Retype the records below word for word and omit any image.

[Rows from a figure dataset]
········

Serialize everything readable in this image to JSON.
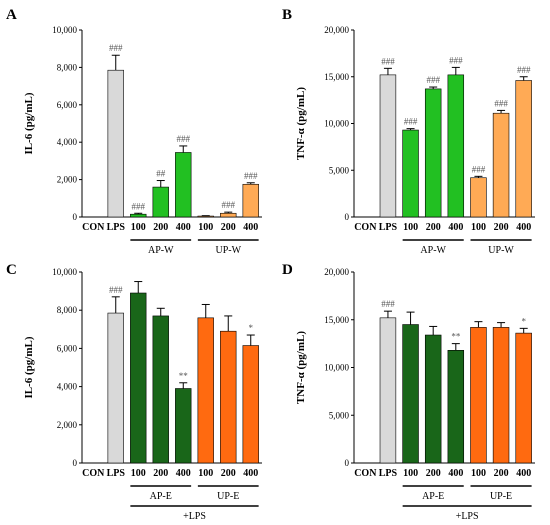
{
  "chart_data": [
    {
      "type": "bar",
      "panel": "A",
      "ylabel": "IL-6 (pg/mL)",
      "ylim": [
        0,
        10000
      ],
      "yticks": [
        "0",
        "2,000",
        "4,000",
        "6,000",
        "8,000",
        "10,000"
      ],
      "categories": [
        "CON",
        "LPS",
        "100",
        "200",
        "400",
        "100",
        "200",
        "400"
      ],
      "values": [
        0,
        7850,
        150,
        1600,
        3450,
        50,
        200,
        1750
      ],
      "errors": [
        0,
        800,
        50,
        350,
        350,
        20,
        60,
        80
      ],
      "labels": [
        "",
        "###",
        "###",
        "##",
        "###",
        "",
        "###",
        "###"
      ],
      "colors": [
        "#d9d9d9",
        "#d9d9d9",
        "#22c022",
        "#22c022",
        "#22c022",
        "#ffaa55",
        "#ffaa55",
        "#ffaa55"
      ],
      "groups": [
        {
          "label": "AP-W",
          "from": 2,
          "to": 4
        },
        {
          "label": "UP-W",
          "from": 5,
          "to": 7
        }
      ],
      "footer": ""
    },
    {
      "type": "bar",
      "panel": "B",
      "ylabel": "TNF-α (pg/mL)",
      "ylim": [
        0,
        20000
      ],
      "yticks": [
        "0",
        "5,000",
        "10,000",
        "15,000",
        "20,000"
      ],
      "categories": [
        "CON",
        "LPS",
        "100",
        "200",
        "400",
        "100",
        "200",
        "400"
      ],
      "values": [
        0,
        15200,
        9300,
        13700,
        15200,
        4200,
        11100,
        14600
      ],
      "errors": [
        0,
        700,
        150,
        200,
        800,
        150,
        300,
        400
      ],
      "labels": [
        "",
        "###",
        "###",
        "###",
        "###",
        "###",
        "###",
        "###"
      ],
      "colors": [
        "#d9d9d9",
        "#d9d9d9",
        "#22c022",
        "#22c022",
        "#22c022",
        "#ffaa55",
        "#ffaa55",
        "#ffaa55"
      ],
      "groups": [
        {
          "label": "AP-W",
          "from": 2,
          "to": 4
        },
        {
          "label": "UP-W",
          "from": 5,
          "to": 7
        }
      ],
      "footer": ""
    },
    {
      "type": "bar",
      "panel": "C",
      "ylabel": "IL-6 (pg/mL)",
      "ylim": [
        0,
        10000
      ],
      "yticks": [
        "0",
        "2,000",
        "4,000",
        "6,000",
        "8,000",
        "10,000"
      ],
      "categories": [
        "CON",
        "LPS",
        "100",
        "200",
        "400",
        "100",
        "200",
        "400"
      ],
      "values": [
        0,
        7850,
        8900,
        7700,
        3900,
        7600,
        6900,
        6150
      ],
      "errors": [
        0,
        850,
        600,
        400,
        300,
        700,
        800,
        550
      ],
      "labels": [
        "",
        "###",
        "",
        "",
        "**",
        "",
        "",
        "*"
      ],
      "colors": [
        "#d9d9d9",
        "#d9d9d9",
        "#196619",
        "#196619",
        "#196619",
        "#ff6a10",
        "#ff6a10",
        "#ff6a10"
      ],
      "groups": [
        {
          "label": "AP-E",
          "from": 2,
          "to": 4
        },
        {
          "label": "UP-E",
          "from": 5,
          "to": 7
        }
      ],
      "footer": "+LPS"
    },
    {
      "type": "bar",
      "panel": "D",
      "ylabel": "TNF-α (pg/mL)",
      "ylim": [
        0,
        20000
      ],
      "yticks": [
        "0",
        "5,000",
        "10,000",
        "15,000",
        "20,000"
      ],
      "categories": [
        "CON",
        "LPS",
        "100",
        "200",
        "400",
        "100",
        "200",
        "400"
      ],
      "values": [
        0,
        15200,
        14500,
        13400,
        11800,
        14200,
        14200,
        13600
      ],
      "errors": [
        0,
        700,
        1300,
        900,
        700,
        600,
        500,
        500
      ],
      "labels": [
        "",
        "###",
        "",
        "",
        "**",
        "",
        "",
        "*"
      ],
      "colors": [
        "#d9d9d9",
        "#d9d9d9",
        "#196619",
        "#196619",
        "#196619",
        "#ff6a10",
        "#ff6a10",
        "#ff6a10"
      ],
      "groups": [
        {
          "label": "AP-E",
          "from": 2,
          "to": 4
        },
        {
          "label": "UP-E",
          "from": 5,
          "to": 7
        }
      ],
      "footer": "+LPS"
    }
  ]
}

········

**COMPLETE OUTPUT**
Serialize everything readable in this image to JSON.
{
  "chart_data": [
    {
      "type": "bar",
      "panel": "A",
      "ylabel": "IL-6 (pg/mL)",
      "ylim": [
        0,
        10000
      ],
      "yticks": [
        "0",
        "2,000",
        "4,000",
        "6,000",
        "8,000",
        "10,000"
      ],
      "categories": [
        "CON",
        "LPS",
        "100",
        "200",
        "400",
        "100",
        "200",
        "400"
      ],
      "values": [
        0,
        7850,
        150,
        1600,
        3450,
        50,
        200,
        1750
      ],
      "errors": [
        0,
        800,
        50,
        350,
        350,
        20,
        60,
        80
      ],
      "labels": [
        "",
        "###",
        "###",
        "##",
        "###",
        "",
        "###",
        "###"
      ],
      "colors": [
        "#d9d9d9",
        "#d9d9d9",
        "#22c022",
        "#22c022",
        "#22c022",
        "#ffaa55",
        "#ffaa55",
        "#ffaa55"
      ],
      "groups": [
        {
          "label": "AP-W",
          "from": 2,
          "to": 4
        },
        {
          "label": "UP-W",
          "from": 5,
          "to": 7
        }
      ],
      "footer": ""
    },
    {
      "type": "bar",
      "panel": "B",
      "ylabel": "TNF-α (pg/mL)",
      "ylim": [
        0,
        20000
      ],
      "yticks": [
        "0",
        "5,000",
        "10,000",
        "15,000",
        "20,000"
      ],
      "categories": [
        "CON",
        "LPS",
        "100",
        "200",
        "400",
        "100",
        "200",
        "400"
      ],
      "values": [
        0,
        15200,
        9300,
        13700,
        15200,
        4200,
        11100,
        14600
      ],
      "errors": [
        0,
        700,
        150,
        200,
        800,
        150,
        300,
        400
      ],
      "labels": [
        "",
        "###",
        "###",
        "###",
        "###",
        "###",
        "###",
        "###"
      ],
      "colors": [
        "#d9d9d9",
        "#d9d9d9",
        "#22c022",
        "#22c022",
        "#22c022",
        "#ffaa55",
        "#ffaa55",
        "#ffaa55"
      ],
      "groups": [
        {
          "label": "AP-W",
          "from": 2,
          "to": 4
        },
        {
          "label": "UP-W",
          "from": 5,
          "to": 7
        }
      ],
      "footer": ""
    },
    {
      "type": "bar",
      "panel": "C",
      "ylabel": "IL-6 (pg/mL)",
      "ylim": [
        0,
        10000
      ],
      "yticks": [
        "0",
        "2,000",
        "4,000",
        "6,000",
        "8,000",
        "10,000"
      ],
      "categories": [
        "CON",
        "LPS",
        "100",
        "200",
        "400",
        "100",
        "200",
        "400"
      ],
      "values": [
        0,
        7850,
        8900,
        7700,
        3900,
        7600,
        6900,
        6150
      ],
      "errors": [
        0,
        850,
        600,
        400,
        300,
        700,
        800,
        550
      ],
      "labels": [
        "",
        "###",
        "",
        "",
        "**",
        "",
        "",
        "*"
      ],
      "colors": [
        "#d9d9d9",
        "#d9d9d9",
        "#196619",
        "#196619",
        "#196619",
        "#ff6a10",
        "#ff6a10",
        "#ff6a10"
      ],
      "groups": [
        {
          "label": "AP-E",
          "from": 2,
          "to": 4
        },
        {
          "label": "UP-E",
          "from": 5,
          "to": 7
        }
      ],
      "footer": "+LPS"
    },
    {
      "type": "bar",
      "panel": "D",
      "ylabel": "TNF-α (pg/mL)",
      "ylim": [
        0,
        20000
      ],
      "yticks": [
        "0",
        "5,000",
        "10,000",
        "15,000",
        "20,000"
      ],
      "categories": [
        "CON",
        "LPS",
        "100",
        "200",
        "400",
        "100",
        "200",
        "400"
      ],
      "values": [
        0,
        15200,
        14500,
        13400,
        11800,
        14200,
        14200,
        13600
      ],
      "errors": [
        0,
        700,
        1300,
        900,
        700,
        600,
        500,
        500
      ],
      "labels": [
        "",
        "###",
        "",
        "",
        "**",
        "",
        "",
        "*"
      ],
      "colors": [
        "#d9d9d9",
        "#d9d9d9",
        "#196619",
        "#196619",
        "#196619",
        "#ff6a10",
        "#ff6a10",
        "#ff6a10"
      ],
      "groups": [
        {
          "label": "AP-E",
          "from": 2,
          "to": 4
        },
        {
          "label": "UP-E",
          "from": 5,
          "to": 7
        }
      ],
      "footer": "+LPS"
    }
  ]
}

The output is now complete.